[Entries with figure data]
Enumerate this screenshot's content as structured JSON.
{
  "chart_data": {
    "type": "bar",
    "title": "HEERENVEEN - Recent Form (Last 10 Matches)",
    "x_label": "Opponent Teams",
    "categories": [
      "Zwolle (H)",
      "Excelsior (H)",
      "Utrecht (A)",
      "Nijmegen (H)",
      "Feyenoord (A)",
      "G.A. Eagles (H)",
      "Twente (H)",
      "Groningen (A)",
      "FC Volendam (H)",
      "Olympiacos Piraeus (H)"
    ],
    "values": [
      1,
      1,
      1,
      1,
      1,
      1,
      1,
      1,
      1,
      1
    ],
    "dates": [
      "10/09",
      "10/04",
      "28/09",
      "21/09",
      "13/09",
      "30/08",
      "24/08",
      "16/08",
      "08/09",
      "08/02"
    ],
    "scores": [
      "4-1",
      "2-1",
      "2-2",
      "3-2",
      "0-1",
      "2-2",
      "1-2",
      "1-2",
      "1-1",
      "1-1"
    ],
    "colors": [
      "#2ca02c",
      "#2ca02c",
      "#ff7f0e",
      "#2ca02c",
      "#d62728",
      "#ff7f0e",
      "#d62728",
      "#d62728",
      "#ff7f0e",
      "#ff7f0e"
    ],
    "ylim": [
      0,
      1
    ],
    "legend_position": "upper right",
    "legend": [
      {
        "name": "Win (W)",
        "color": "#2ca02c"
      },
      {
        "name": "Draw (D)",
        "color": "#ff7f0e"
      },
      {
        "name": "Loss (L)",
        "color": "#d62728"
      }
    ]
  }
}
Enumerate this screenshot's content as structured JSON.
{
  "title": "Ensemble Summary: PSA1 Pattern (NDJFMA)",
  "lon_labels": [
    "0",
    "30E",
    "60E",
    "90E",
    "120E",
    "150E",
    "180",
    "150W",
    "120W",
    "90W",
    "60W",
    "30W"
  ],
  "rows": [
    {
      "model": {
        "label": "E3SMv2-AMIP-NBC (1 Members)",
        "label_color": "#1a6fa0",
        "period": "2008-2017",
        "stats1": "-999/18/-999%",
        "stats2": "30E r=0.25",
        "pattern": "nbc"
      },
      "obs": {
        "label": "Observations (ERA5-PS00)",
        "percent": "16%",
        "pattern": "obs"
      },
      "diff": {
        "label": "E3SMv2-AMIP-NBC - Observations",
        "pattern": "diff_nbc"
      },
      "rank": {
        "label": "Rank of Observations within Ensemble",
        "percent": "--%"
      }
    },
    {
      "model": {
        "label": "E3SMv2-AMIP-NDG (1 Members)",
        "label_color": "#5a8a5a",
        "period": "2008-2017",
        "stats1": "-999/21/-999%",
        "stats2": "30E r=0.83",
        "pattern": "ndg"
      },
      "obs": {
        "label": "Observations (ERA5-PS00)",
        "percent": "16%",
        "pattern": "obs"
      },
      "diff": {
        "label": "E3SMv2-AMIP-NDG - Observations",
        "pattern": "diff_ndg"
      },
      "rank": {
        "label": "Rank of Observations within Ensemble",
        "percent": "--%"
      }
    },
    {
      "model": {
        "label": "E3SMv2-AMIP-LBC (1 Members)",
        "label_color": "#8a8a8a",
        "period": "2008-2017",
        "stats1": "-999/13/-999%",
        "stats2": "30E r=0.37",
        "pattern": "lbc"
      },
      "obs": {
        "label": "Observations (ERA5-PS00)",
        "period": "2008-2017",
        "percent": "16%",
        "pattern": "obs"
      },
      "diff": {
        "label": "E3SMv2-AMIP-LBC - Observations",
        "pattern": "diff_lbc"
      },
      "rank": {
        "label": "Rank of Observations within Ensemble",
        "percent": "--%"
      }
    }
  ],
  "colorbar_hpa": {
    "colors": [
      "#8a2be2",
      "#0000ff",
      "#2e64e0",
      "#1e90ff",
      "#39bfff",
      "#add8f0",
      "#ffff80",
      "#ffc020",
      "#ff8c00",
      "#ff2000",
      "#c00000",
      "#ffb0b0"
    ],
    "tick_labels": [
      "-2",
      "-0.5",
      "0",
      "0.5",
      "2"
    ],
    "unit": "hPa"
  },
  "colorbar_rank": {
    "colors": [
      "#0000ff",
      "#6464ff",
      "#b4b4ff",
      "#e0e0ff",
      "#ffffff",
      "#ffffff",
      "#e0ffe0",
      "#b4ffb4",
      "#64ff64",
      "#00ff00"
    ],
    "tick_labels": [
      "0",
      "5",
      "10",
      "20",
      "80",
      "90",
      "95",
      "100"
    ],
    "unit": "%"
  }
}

* [REQUIRED TASK]:
Transcribe the material above in its entirety. Match it exactly.

* [TASK SOLUTION]:
Enumerate this screenshot's content as structured JSON.
{
  "chart_data": {
    "type": "bar",
    "title": "HEERENVEEN - Recent Form (Last 10 Matches)",
    "x_label": "Opponent Teams",
    "categories": [
      "Zwolle (H)",
      "Excelsior (H)",
      "Utrecht (A)",
      "Nijmegen (H)",
      "Feyenoord (A)",
      "G.A. Eagles (H)",
      "Twente (H)",
      "Groningen (A)",
      "FC Volendam (H)",
      "Olympiacos Piraeus (H)"
    ],
    "values": [
      1,
      1,
      1,
      1,
      1,
      1,
      1,
      1,
      1,
      1
    ],
    "dates": [
      "10/09",
      "10/04",
      "28/09",
      "21/09",
      "13/09",
      "30/08",
      "24/08",
      "16/08",
      "08/09",
      "08/02"
    ],
    "scores": [
      "4-1",
      "2-1",
      "2-2",
      "3-2",
      "0-1",
      "2-2",
      "1-2",
      "1-2",
      "1-1",
      "1-1"
    ],
    "colors": [
      "#2ca02c",
      "#2ca02c",
      "#ff7f0e",
      "#2ca02c",
      "#d62728",
      "#ff7f0e",
      "#d62728",
      "#d62728",
      "#ff7f0e",
      "#ff7f0e"
    ],
    "ylim": [
      0,
      1
    ],
    "legend_position": "upper right",
    "legend": [
      {
        "name": "Win (W)",
        "color": "#2ca02c"
      },
      {
        "name": "Draw (D)",
        "color": "#ff7f0e"
      },
      {
        "name": "Loss (L)",
        "color": "#d62728"
      }
    ]
  }
}
Enumerate this screenshot's content as structured JSON.
{
  "title": "Ensemble Summary: PSA1 Pattern (NDJFMA)",
  "lon_labels": [
    "0",
    "30E",
    "60E",
    "90E",
    "120E",
    "150E",
    "180",
    "150W",
    "120W",
    "90W",
    "60W",
    "30W"
  ],
  "rows": [
    {
      "model": {
        "label": "E3SMv2-AMIP-NBC (1 Members)",
        "label_color": "#1a6fa0",
        "period": "2008-2017",
        "stats1": "-999/18/-999%",
        "stats2": "30E r=0.25",
        "pattern": "nbc"
      },
      "obs": {
        "label": "Observations (ERA5-PS00)",
        "percent": "16%",
        "pattern": "obs"
      },
      "diff": {
        "label": "E3SMv2-AMIP-NBC - Observations",
        "pattern": "diff_nbc"
      },
      "rank": {
        "label": "Rank of Observations within Ensemble",
        "percent": "--%"
      }
    },
    {
      "model": {
        "label": "E3SMv2-AMIP-NDG (1 Members)",
        "label_color": "#5a8a5a",
        "period": "2008-2017",
        "stats1": "-999/21/-999%",
        "stats2": "30E r=0.83",
        "pattern": "ndg"
      },
      "obs": {
        "label": "Observations (ERA5-PS00)",
        "percent": "16%",
        "pattern": "obs"
      },
      "diff": {
        "label": "E3SMv2-AMIP-NDG - Observations",
        "pattern": "diff_ndg"
      },
      "rank": {
        "label": "Rank of Observations within Ensemble",
        "percent": "--%"
      }
    },
    {
      "model": {
        "label": "E3SMv2-AMIP-LBC (1 Members)",
        "label_color": "#8a8a8a",
        "period": "2008-2017",
        "stats1": "-999/13/-999%",
        "stats2": "30E r=0.37",
        "pattern": "lbc"
      },
      "obs": {
        "label": "Observations (ERA5-PS00)",
        "period": "2008-2017",
        "percent": "16%",
        "pattern": "obs"
      },
      "diff": {
        "label": "E3SMv2-AMIP-LBC - Observations",
        "pattern": "diff_lbc"
      },
      "rank": {
        "label": "Rank of Observations within Ensemble",
        "percent": "--%"
      }
    }
  ],
  "colorbar_hpa": {
    "colors": [
      "#8a2be2",
      "#0000ff",
      "#2e64e0",
      "#1e90ff",
      "#39bfff",
      "#add8f0",
      "#ffff80",
      "#ffc020",
      "#ff8c00",
      "#ff2000",
      "#c00000",
      "#ffb0b0"
    ],
    "tick_labels": [
      "-2",
      "-0.5",
      "0",
      "0.5",
      "2"
    ],
    "unit": "hPa"
  },
  "colorbar_rank": {
    "colors": [
      "#0000ff",
      "#6464ff",
      "#b4b4ff",
      "#e0e0ff",
      "#ffffff",
      "#ffffff",
      "#e0ffe0",
      "#b4ffb4",
      "#64ff64",
      "#00ff00"
    ],
    "tick_labels": [
      "0",
      "5",
      "10",
      "20",
      "80",
      "90",
      "95",
      "100"
    ],
    "unit": "%"
  }
}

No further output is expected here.